**REQUEST:** Print, exactly and completely, every entry in the data.

**DATA PROVIDED:**
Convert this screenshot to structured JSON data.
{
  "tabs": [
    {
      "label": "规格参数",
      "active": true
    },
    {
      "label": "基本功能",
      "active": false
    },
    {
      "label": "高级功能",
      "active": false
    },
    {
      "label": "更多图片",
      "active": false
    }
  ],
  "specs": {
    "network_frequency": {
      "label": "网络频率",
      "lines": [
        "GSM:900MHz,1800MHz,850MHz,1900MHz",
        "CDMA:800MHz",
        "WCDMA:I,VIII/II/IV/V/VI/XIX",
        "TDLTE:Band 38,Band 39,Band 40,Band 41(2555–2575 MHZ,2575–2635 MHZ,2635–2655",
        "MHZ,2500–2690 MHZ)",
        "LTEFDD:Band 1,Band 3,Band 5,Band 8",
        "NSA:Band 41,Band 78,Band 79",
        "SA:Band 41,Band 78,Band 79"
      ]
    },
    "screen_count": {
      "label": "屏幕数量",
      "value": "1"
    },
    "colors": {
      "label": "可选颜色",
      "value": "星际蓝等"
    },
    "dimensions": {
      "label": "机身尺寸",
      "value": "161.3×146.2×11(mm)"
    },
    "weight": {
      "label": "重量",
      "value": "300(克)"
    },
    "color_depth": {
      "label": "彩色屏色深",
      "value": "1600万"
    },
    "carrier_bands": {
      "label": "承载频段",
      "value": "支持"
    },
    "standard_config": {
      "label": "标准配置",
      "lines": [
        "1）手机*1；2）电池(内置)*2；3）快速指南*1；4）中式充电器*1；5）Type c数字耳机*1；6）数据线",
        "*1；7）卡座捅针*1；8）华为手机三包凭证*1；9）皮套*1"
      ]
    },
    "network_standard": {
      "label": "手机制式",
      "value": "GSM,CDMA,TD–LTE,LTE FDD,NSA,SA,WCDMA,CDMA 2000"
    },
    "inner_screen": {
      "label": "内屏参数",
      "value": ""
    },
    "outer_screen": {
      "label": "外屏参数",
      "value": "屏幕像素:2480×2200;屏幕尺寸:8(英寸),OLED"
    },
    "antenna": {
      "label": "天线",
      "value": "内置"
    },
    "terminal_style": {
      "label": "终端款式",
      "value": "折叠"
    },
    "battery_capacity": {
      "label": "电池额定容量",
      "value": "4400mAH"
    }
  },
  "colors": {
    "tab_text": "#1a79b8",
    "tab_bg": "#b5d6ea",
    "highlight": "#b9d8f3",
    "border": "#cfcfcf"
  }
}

**FINAL RESULT:**
Convert this screenshot to structured JSON data.
{
  "tabs": [
    {
      "label": "规格参数",
      "active": true
    },
    {
      "label": "基本功能",
      "active": false
    },
    {
      "label": "高级功能",
      "active": false
    },
    {
      "label": "更多图片",
      "active": false
    }
  ],
  "specs": {
    "network_frequency": {
      "label": "网络频率",
      "lines": [
        "GSM:900MHz,1800MHz,850MHz,1900MHz",
        "CDMA:800MHz",
        "WCDMA:I,VIII/II/IV/V/VI/XIX",
        "TDLTE:Band 38,Band 39,Band 40,Band 41(2555–2575 MHZ,2575–2635 MHZ,2635–2655",
        "MHZ,2500–2690 MHZ)",
        "LTEFDD:Band 1,Band 3,Band 5,Band 8",
        "NSA:Band 41,Band 78,Band 79",
        "SA:Band 41,Band 78,Band 79"
      ]
    },
    "screen_count": {
      "label": "屏幕数量",
      "value": "1"
    },
    "colors": {
      "label": "可选颜色",
      "value": "星际蓝等"
    },
    "dimensions": {
      "label": "机身尺寸",
      "value": "161.3×146.2×11(mm)"
    },
    "weight": {
      "label": "重量",
      "value": "300(克)"
    },
    "color_depth": {
      "label": "彩色屏色深",
      "value": "1600万"
    },
    "carrier_bands": {
      "label": "承载频段",
      "value": "支持"
    },
    "standard_config": {
      "label": "标准配置",
      "lines": [
        "1）手机*1；2）电池(内置)*2；3）快速指南*1；4）中式充电器*1；5）Type c数字耳机*1；6）数据线",
        "*1；7）卡座捅针*1；8）华为手机三包凭证*1；9）皮套*1"
      ]
    },
    "network_standard": {
      "label": "手机制式",
      "value": "GSM,CDMA,TD–LTE,LTE FDD,NSA,SA,WCDMA,CDMA 2000"
    },
    "inner_screen": {
      "label": "内屏参数",
      "value": ""
    },
    "outer_screen": {
      "label": "外屏参数",
      "value": "屏幕像素:2480×2200;屏幕尺寸:8(英寸),OLED"
    },
    "antenna": {
      "label": "天线",
      "value": "内置"
    },
    "terminal_style": {
      "label": "终端款式",
      "value": "折叠"
    },
    "battery_capacity": {
      "label": "电池额定容量",
      "value": "4400mAH"
    }
  },
  "colors": {
    "tab_text": "#1a79b8",
    "tab_bg": "#b5d6ea",
    "highlight": "#b9d8f3",
    "border": "#cfcfcf"
  }
}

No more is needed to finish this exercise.